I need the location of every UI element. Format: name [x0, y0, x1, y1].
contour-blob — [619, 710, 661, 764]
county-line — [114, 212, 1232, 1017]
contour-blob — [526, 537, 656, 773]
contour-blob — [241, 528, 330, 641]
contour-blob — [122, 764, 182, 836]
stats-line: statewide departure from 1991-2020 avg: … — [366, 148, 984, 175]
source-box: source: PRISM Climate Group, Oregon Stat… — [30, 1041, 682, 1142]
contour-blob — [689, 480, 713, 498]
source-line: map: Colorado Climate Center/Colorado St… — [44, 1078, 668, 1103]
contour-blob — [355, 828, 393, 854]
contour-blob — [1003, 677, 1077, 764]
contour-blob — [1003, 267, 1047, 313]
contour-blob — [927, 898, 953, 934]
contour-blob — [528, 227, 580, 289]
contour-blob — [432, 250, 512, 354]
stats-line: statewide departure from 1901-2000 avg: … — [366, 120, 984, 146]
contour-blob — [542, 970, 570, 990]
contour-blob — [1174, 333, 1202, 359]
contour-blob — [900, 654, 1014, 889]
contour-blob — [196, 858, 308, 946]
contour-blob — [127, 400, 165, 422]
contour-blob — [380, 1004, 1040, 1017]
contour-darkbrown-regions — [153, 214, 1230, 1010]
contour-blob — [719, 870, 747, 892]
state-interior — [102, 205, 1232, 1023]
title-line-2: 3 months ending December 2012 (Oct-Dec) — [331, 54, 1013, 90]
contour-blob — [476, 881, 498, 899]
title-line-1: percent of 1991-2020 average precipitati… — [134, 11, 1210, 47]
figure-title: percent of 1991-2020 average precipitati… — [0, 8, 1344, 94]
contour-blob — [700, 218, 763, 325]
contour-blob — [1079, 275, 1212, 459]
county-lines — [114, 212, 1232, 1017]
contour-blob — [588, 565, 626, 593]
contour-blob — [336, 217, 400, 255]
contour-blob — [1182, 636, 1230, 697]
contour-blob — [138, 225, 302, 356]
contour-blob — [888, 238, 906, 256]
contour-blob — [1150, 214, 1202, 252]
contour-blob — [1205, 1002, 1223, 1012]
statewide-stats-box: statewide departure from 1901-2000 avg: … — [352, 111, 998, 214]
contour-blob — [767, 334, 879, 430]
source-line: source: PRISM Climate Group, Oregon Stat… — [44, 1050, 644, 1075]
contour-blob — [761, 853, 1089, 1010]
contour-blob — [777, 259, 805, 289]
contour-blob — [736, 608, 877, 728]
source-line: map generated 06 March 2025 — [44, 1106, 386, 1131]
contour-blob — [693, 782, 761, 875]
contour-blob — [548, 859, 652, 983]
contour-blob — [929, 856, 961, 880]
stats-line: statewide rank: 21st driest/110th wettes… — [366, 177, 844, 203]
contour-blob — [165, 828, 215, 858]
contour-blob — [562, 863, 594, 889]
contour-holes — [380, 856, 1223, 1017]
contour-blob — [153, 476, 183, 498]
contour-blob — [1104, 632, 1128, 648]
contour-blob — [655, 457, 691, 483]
-=-=-
### EXERCISE OBJECTIVE
Render all of the material above as a numbered list, leaving out any blank lines.

### OUTPUT FOR THIS TASK
1. I need the location of every UI element. Format: name [x0, y0, x1, y1].
2. contour-blob — [619, 710, 661, 764]
3. county-line — [114, 212, 1232, 1017]
4. contour-blob — [526, 537, 656, 773]
5. contour-blob — [241, 528, 330, 641]
6. contour-blob — [122, 764, 182, 836]
7. stats-line: statewide departure from 1991-2020 avg: … — [366, 148, 984, 175]
8. source-box: source: PRISM Climate Group, Oregon Stat… — [30, 1041, 682, 1142]
9. contour-blob — [689, 480, 713, 498]
10. source-line: map: Colorado Climate Center/Colorado St… — [44, 1078, 668, 1103]
11. contour-blob — [355, 828, 393, 854]
12. contour-blob — [1003, 677, 1077, 764]
13. contour-blob — [1003, 267, 1047, 313]
14. contour-blob — [927, 898, 953, 934]
15. contour-blob — [528, 227, 580, 289]
16. contour-blob — [432, 250, 512, 354]
17. stats-line: statewide departure from 1901-2000 avg: … — [366, 120, 984, 146]
18. contour-blob — [542, 970, 570, 990]
19. contour-blob — [1174, 333, 1202, 359]
20. contour-blob — [900, 654, 1014, 889]
21. contour-blob — [196, 858, 308, 946]
22. contour-blob — [127, 400, 165, 422]
23. contour-blob — [380, 1004, 1040, 1017]
24. contour-darkbrown-regions — [153, 214, 1230, 1010]
25. contour-blob — [719, 870, 747, 892]
26. state-interior — [102, 205, 1232, 1023]
27. title-line-2: 3 months ending December 2012 (Oct-Dec) — [331, 54, 1013, 90]
28. contour-blob — [476, 881, 498, 899]
29. title-line-1: percent of 1991-2020 average precipitati… — [134, 11, 1210, 47]
30. figure-title: percent of 1991-2020 average precipitati… — [0, 8, 1344, 94]
31. contour-blob — [700, 218, 763, 325]
32. contour-blob — [1079, 275, 1212, 459]
33. county-lines — [114, 212, 1232, 1017]
34. contour-blob — [588, 565, 626, 593]
35. contour-blob — [336, 217, 400, 255]
36. contour-blob — [1182, 636, 1230, 697]
37. contour-blob — [138, 225, 302, 356]
38. contour-blob — [888, 238, 906, 256]
39. contour-blob — [1150, 214, 1202, 252]
40. contour-blob — [1205, 1002, 1223, 1012]
41. statewide-stats-box: statewide departure from 1901-2000 avg: … — [352, 111, 998, 214]
42. contour-blob — [767, 334, 879, 430]
43. source-line: source: PRISM Climate Group, Oregon Stat… — [44, 1050, 644, 1075]
44. contour-blob — [761, 853, 1089, 1010]
45. contour-blob — [777, 259, 805, 289]
46. contour-blob — [736, 608, 877, 728]
47. source-line: map generated 06 March 2025 — [44, 1106, 386, 1131]
48. contour-blob — [693, 782, 761, 875]
49. contour-blob — [548, 859, 652, 983]
50. contour-blob — [929, 856, 961, 880]
51. stats-line: statewide rank: 21st driest/110th wettes… — [366, 177, 844, 203]
52. contour-blob — [165, 828, 215, 858]
53. contour-blob — [562, 863, 594, 889]
54. contour-holes — [380, 856, 1223, 1017]
55. contour-blob — [153, 476, 183, 498]
56. contour-blob — [1104, 632, 1128, 648]
57. contour-blob — [655, 457, 691, 483]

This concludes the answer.